• _GIVEN INSTRUCTION_
Quote, verbatim, all material below, without pictures.

* Start DATASET RECORDS *

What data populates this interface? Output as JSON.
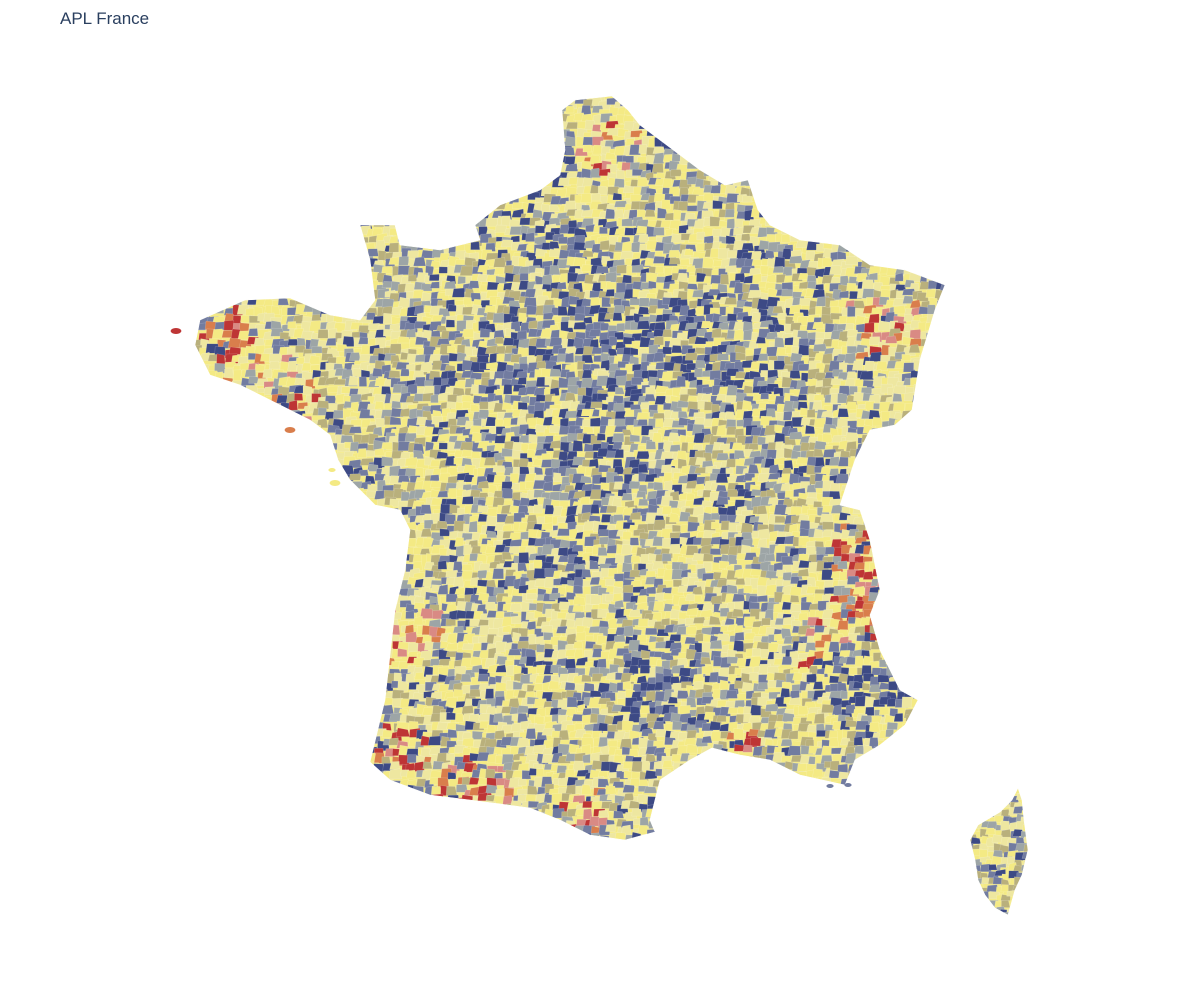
{
  "title": "APL France",
  "colors": {
    "dark_blue": "#3d4a85",
    "blue_grey": "#727ca0",
    "grey": "#9da5a6",
    "olive": "#b9b07c",
    "pale_yellow": "#eee7a0",
    "yellow": "#f4ea84",
    "pink": "#d98a84",
    "orange": "#d97e4c",
    "red": "#be3535",
    "border": "#ffffff",
    "title_text": "#2a3f5f"
  }
}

* End DATASET RECORDS *

• _TASK ANSWER_
What data populates this interface? Output as JSON.
{
  "title": "APL France",
  "colors": {
    "dark_blue": "#3d4a85",
    "blue_grey": "#727ca0",
    "grey": "#9da5a6",
    "olive": "#b9b07c",
    "pale_yellow": "#eee7a0",
    "yellow": "#f4ea84",
    "pink": "#d98a84",
    "orange": "#d97e4c",
    "red": "#be3535",
    "border": "#ffffff",
    "title_text": "#2a3f5f"
  }
}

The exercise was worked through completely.